- **Extracted entries**:

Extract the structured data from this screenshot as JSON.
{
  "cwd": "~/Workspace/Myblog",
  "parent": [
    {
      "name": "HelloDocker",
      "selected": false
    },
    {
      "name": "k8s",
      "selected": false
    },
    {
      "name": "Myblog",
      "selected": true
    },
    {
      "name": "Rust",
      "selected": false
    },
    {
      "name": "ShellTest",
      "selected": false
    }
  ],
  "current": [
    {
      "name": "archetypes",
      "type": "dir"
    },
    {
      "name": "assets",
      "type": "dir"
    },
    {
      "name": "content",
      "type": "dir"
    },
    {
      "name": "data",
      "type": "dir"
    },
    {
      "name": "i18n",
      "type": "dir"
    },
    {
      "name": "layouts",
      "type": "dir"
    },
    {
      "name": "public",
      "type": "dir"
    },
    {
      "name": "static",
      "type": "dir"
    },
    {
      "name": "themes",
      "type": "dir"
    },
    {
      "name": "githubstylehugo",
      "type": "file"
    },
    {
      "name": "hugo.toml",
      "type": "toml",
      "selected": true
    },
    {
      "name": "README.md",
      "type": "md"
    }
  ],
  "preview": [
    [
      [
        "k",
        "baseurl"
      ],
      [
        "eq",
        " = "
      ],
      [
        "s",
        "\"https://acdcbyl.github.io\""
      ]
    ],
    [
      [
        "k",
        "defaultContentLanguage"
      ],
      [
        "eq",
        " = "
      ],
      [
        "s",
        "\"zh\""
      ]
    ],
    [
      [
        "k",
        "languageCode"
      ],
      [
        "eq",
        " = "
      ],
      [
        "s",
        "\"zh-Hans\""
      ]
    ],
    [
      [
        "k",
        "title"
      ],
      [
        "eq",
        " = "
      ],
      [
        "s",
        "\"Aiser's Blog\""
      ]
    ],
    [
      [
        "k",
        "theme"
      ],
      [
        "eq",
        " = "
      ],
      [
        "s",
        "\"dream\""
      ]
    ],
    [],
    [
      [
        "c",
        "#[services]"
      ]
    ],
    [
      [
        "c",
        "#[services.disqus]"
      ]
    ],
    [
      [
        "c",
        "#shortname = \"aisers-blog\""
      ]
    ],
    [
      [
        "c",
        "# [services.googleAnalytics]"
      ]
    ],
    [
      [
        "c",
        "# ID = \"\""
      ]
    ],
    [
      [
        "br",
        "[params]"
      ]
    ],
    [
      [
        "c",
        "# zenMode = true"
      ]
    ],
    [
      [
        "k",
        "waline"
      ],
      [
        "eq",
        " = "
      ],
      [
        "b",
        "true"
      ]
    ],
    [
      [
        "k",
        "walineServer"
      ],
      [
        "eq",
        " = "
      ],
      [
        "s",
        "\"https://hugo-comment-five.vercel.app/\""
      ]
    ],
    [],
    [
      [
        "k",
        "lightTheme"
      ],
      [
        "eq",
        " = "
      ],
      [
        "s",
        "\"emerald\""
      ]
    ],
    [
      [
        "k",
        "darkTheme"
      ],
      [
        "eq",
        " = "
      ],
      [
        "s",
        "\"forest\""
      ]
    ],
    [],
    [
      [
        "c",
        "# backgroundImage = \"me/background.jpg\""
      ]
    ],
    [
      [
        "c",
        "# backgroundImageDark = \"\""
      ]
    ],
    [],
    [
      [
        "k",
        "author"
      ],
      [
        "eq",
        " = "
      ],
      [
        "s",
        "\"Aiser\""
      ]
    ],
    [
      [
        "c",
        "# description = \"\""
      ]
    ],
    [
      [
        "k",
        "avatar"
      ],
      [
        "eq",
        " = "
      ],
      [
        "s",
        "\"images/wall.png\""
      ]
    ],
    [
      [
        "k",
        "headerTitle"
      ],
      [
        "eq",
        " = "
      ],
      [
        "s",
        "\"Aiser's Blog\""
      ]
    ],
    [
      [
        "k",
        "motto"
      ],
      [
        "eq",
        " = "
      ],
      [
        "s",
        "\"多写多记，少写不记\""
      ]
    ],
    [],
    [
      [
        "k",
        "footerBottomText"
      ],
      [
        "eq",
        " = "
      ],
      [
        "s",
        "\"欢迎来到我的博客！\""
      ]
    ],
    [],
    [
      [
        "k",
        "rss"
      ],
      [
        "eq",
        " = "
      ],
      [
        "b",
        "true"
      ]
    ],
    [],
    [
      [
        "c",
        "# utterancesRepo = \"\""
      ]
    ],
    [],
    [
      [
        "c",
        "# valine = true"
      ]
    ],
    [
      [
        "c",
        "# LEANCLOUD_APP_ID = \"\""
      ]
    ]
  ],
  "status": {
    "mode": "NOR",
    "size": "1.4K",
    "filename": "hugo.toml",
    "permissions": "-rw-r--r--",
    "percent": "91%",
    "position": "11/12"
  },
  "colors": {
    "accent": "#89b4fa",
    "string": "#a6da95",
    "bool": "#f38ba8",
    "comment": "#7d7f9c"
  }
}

- **Aim**: Every entry should be output exactly as written, please.

- **Response**:
Extract the structured data from this screenshot as JSON.
{
  "cwd": "~/Workspace/Myblog",
  "parent": [
    {
      "name": "HelloDocker",
      "selected": false
    },
    {
      "name": "k8s",
      "selected": false
    },
    {
      "name": "Myblog",
      "selected": true
    },
    {
      "name": "Rust",
      "selected": false
    },
    {
      "name": "ShellTest",
      "selected": false
    }
  ],
  "current": [
    {
      "name": "archetypes",
      "type": "dir"
    },
    {
      "name": "assets",
      "type": "dir"
    },
    {
      "name": "content",
      "type": "dir"
    },
    {
      "name": "data",
      "type": "dir"
    },
    {
      "name": "i18n",
      "type": "dir"
    },
    {
      "name": "layouts",
      "type": "dir"
    },
    {
      "name": "public",
      "type": "dir"
    },
    {
      "name": "static",
      "type": "dir"
    },
    {
      "name": "themes",
      "type": "dir"
    },
    {
      "name": "githubstylehugo",
      "type": "file"
    },
    {
      "name": "hugo.toml",
      "type": "toml",
      "selected": true
    },
    {
      "name": "README.md",
      "type": "md"
    }
  ],
  "preview": [
    [
      [
        "k",
        "baseurl"
      ],
      [
        "eq",
        " = "
      ],
      [
        "s",
        "\"https://acdcbyl.github.io\""
      ]
    ],
    [
      [
        "k",
        "defaultContentLanguage"
      ],
      [
        "eq",
        " = "
      ],
      [
        "s",
        "\"zh\""
      ]
    ],
    [
      [
        "k",
        "languageCode"
      ],
      [
        "eq",
        " = "
      ],
      [
        "s",
        "\"zh-Hans\""
      ]
    ],
    [
      [
        "k",
        "title"
      ],
      [
        "eq",
        " = "
      ],
      [
        "s",
        "\"Aiser's Blog\""
      ]
    ],
    [
      [
        "k",
        "theme"
      ],
      [
        "eq",
        " = "
      ],
      [
        "s",
        "\"dream\""
      ]
    ],
    [],
    [
      [
        "c",
        "#[services]"
      ]
    ],
    [
      [
        "c",
        "#[services.disqus]"
      ]
    ],
    [
      [
        "c",
        "#shortname = \"aisers-blog\""
      ]
    ],
    [
      [
        "c",
        "# [services.googleAnalytics]"
      ]
    ],
    [
      [
        "c",
        "# ID = \"\""
      ]
    ],
    [
      [
        "br",
        "[params]"
      ]
    ],
    [
      [
        "c",
        "# zenMode = true"
      ]
    ],
    [
      [
        "k",
        "waline"
      ],
      [
        "eq",
        " = "
      ],
      [
        "b",
        "true"
      ]
    ],
    [
      [
        "k",
        "walineServer"
      ],
      [
        "eq",
        " = "
      ],
      [
        "s",
        "\"https://hugo-comment-five.vercel.app/\""
      ]
    ],
    [],
    [
      [
        "k",
        "lightTheme"
      ],
      [
        "eq",
        " = "
      ],
      [
        "s",
        "\"emerald\""
      ]
    ],
    [
      [
        "k",
        "darkTheme"
      ],
      [
        "eq",
        " = "
      ],
      [
        "s",
        "\"forest\""
      ]
    ],
    [],
    [
      [
        "c",
        "# backgroundImage = \"me/background.jpg\""
      ]
    ],
    [
      [
        "c",
        "# backgroundImageDark = \"\""
      ]
    ],
    [],
    [
      [
        "k",
        "author"
      ],
      [
        "eq",
        " = "
      ],
      [
        "s",
        "\"Aiser\""
      ]
    ],
    [
      [
        "c",
        "# description = \"\""
      ]
    ],
    [
      [
        "k",
        "avatar"
      ],
      [
        "eq",
        " = "
      ],
      [
        "s",
        "\"images/wall.png\""
      ]
    ],
    [
      [
        "k",
        "headerTitle"
      ],
      [
        "eq",
        " = "
      ],
      [
        "s",
        "\"Aiser's Blog\""
      ]
    ],
    [
      [
        "k",
        "motto"
      ],
      [
        "eq",
        " = "
      ],
      [
        "s",
        "\"多写多记，少写不记\""
      ]
    ],
    [],
    [
      [
        "k",
        "footerBottomText"
      ],
      [
        "eq",
        " = "
      ],
      [
        "s",
        "\"欢迎来到我的博客！\""
      ]
    ],
    [],
    [
      [
        "k",
        "rss"
      ],
      [
        "eq",
        " = "
      ],
      [
        "b",
        "true"
      ]
    ],
    [],
    [
      [
        "c",
        "# utterancesRepo = \"\""
      ]
    ],
    [],
    [
      [
        "c",
        "# valine = true"
      ]
    ],
    [
      [
        "c",
        "# LEANCLOUD_APP_ID = \"\""
      ]
    ]
  ],
  "status": {
    "mode": "NOR",
    "size": "1.4K",
    "filename": "hugo.toml",
    "permissions": "-rw-r--r--",
    "percent": "91%",
    "position": "11/12"
  },
  "colors": {
    "accent": "#89b4fa",
    "string": "#a6da95",
    "bool": "#f38ba8",
    "comment": "#7d7f9c"
  }
}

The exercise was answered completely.